** Instruction **
Below are some records; repeat them all exactly, minus the pictures.

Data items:
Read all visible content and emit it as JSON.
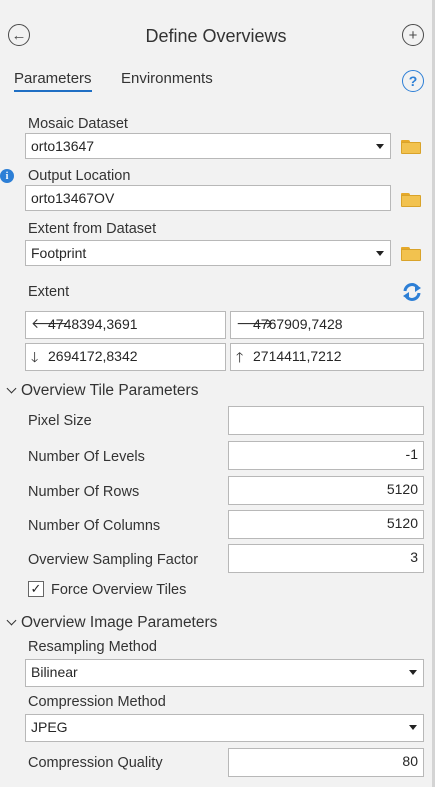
{
  "header": {
    "title": "Define Overviews",
    "back_glyph": "←",
    "add_glyph": "+"
  },
  "tabs": [
    {
      "label": "Parameters",
      "active": true
    },
    {
      "label": "Environments",
      "active": false
    }
  ],
  "help_glyph": "?",
  "params": {
    "mosaic_dataset": {
      "label": "Mosaic Dataset",
      "value": "orto13647"
    },
    "output_location": {
      "label": "Output Location",
      "value": "orto13467OV"
    },
    "extent_from_dataset": {
      "label": "Extent from Dataset",
      "value": "Footprint"
    },
    "extent": {
      "label": "Extent",
      "left": "4748394,3691",
      "right": "4767909,7428",
      "bottom": "2694172,8342",
      "top": "2714411,7212"
    }
  },
  "tile_section": {
    "header": "Overview Tile Parameters",
    "pixel_size": {
      "label": "Pixel Size",
      "value": ""
    },
    "levels": {
      "label": "Number Of Levels",
      "value": "-1"
    },
    "rows": {
      "label": "Number Of Rows",
      "value": "5120"
    },
    "columns": {
      "label": "Number Of Columns",
      "value": "5120"
    },
    "sampling": {
      "label": "Overview Sampling Factor",
      "value": "3"
    },
    "force_tiles": {
      "label": "Force Overview Tiles",
      "checked": true
    }
  },
  "image_section": {
    "header": "Overview Image Parameters",
    "resampling": {
      "label": "Resampling Method",
      "value": "Bilinear"
    },
    "compression": {
      "label": "Compression Method",
      "value": "JPEG"
    },
    "quality": {
      "label": "Compression Quality",
      "value": "80"
    }
  },
  "icons": {
    "left_arrow": "🡐",
    "right_arrow": "🡒",
    "down_arrow": "🡓",
    "up_arrow": "🡑",
    "info": "i",
    "check": "✓",
    "refresh_color": "#2d7fd6",
    "folder_color": "#f2c24f"
  }
}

** Solution for this problem **
Read all visible content and emit it as JSON.
{
  "header": {
    "title": "Define Overviews",
    "back_glyph": "←",
    "add_glyph": "+"
  },
  "tabs": [
    {
      "label": "Parameters",
      "active": true
    },
    {
      "label": "Environments",
      "active": false
    }
  ],
  "help_glyph": "?",
  "params": {
    "mosaic_dataset": {
      "label": "Mosaic Dataset",
      "value": "orto13647"
    },
    "output_location": {
      "label": "Output Location",
      "value": "orto13467OV"
    },
    "extent_from_dataset": {
      "label": "Extent from Dataset",
      "value": "Footprint"
    },
    "extent": {
      "label": "Extent",
      "left": "4748394,3691",
      "right": "4767909,7428",
      "bottom": "2694172,8342",
      "top": "2714411,7212"
    }
  },
  "tile_section": {
    "header": "Overview Tile Parameters",
    "pixel_size": {
      "label": "Pixel Size",
      "value": ""
    },
    "levels": {
      "label": "Number Of Levels",
      "value": "-1"
    },
    "rows": {
      "label": "Number Of Rows",
      "value": "5120"
    },
    "columns": {
      "label": "Number Of Columns",
      "value": "5120"
    },
    "sampling": {
      "label": "Overview Sampling Factor",
      "value": "3"
    },
    "force_tiles": {
      "label": "Force Overview Tiles",
      "checked": true
    }
  },
  "image_section": {
    "header": "Overview Image Parameters",
    "resampling": {
      "label": "Resampling Method",
      "value": "Bilinear"
    },
    "compression": {
      "label": "Compression Method",
      "value": "JPEG"
    },
    "quality": {
      "label": "Compression Quality",
      "value": "80"
    }
  },
  "icons": {
    "left_arrow": "🡐",
    "right_arrow": "🡒",
    "down_arrow": "🡓",
    "up_arrow": "🡑",
    "info": "i",
    "check": "✓",
    "refresh_color": "#2d7fd6",
    "folder_color": "#f2c24f"
  }
}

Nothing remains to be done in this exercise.